Reproduce the material below line for line, leaving out the pictures.

○ ○ ○

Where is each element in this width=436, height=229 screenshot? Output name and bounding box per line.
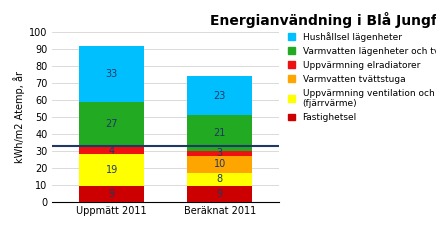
Text: 9: 9: [217, 189, 223, 199]
Text: 21: 21: [214, 128, 226, 138]
Y-axis label: kWh/m2 Atemp, år: kWh/m2 Atemp, år: [13, 71, 25, 163]
Legend: Hushållsel lägenheter, Varmvatten lägenheter och tvättstuga, Uppvärmning elradia: Hushållsel lägenheter, Varmvatten lägenh…: [288, 32, 436, 122]
Bar: [79, 186, 144, 202]
Bar: [187, 151, 252, 156]
Text: 23: 23: [214, 91, 226, 101]
Text: 33: 33: [106, 68, 118, 79]
Bar: [79, 46, 144, 101]
Bar: [79, 147, 144, 154]
Text: 27: 27: [106, 119, 118, 129]
Title: Energianvändning i Blå Jungfrun 2011: Energianvändning i Blå Jungfrun 2011: [210, 12, 436, 28]
Text: 4: 4: [109, 146, 115, 156]
Bar: [187, 156, 252, 173]
Bar: [79, 154, 144, 186]
Bar: [187, 76, 252, 115]
Bar: [187, 186, 252, 202]
Bar: [187, 115, 252, 151]
Text: 10: 10: [214, 159, 226, 169]
Text: 9: 9: [109, 189, 115, 199]
Bar: [187, 173, 252, 186]
Text: 19: 19: [106, 165, 118, 175]
Text: 8: 8: [217, 174, 223, 185]
Bar: [79, 101, 144, 147]
Text: 3: 3: [217, 148, 223, 158]
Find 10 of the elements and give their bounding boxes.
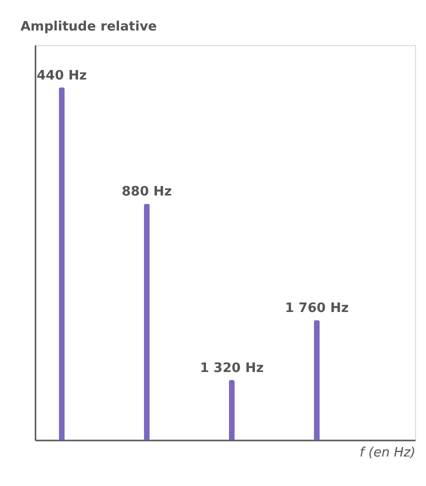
x-axis-title: f (en Hz) xyxy=(360,446,416,460)
x-tick-label: 440 Hz xyxy=(36,68,87,84)
bar xyxy=(58,87,65,440)
x-tick-label: 1 760 Hz xyxy=(284,301,349,316)
x-tick-label: 1 320 Hz xyxy=(200,361,264,376)
bar xyxy=(144,204,150,440)
bar xyxy=(228,380,235,440)
bar xyxy=(314,320,320,440)
y-axis-title: Amplitude relative xyxy=(20,20,158,34)
x-tick-label: 880 Hz xyxy=(122,184,172,200)
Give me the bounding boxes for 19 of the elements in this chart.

○ ○ ○

> [Written answer]
Where is each element in this width=436, height=229 screenshot? Output name and bounding box per line.
Text: 9: 9: [217, 189, 223, 199]
Text: 21: 21: [214, 128, 226, 138]
Y-axis label: kWh/m2 Atemp, år: kWh/m2 Atemp, år: [13, 71, 25, 163]
Legend: Hushållsel lägenheter, Varmvatten lägenheter och tvättstuga, Uppvärmning elradia: Hushållsel lägenheter, Varmvatten lägenh…: [288, 32, 436, 122]
Bar: [79, 186, 144, 202]
Bar: [187, 151, 252, 156]
Text: 23: 23: [214, 91, 226, 101]
Text: 33: 33: [106, 68, 118, 79]
Bar: [79, 46, 144, 101]
Bar: [79, 147, 144, 154]
Text: 27: 27: [106, 119, 118, 129]
Title: Energianvändning i Blå Jungfrun 2011: Energianvändning i Blå Jungfrun 2011: [210, 12, 436, 28]
Text: 4: 4: [109, 146, 115, 156]
Bar: [187, 156, 252, 173]
Bar: [79, 154, 144, 186]
Bar: [187, 76, 252, 115]
Bar: [187, 186, 252, 202]
Bar: [187, 115, 252, 151]
Text: 10: 10: [214, 159, 226, 169]
Text: 9: 9: [109, 189, 115, 199]
Bar: [187, 173, 252, 186]
Text: 19: 19: [106, 165, 118, 175]
Text: 8: 8: [217, 174, 223, 185]
Bar: [79, 101, 144, 147]
Text: 3: 3: [217, 148, 223, 158]
Find 10 of the elements and give their bounding boxes.
x-axis-title: f (en Hz) xyxy=(360,446,416,460)
x-tick-label: 440 Hz xyxy=(36,68,87,84)
bar xyxy=(58,87,65,440)
x-tick-label: 1 760 Hz xyxy=(284,301,349,316)
x-tick-label: 1 320 Hz xyxy=(200,361,264,376)
bar xyxy=(144,204,150,440)
bar xyxy=(228,380,235,440)
bar xyxy=(314,320,320,440)
y-axis-title: Amplitude relative xyxy=(20,20,158,34)
x-tick-label: 880 Hz xyxy=(122,184,172,200)
Give me the bounding boxes for 19 of the elements in this chart.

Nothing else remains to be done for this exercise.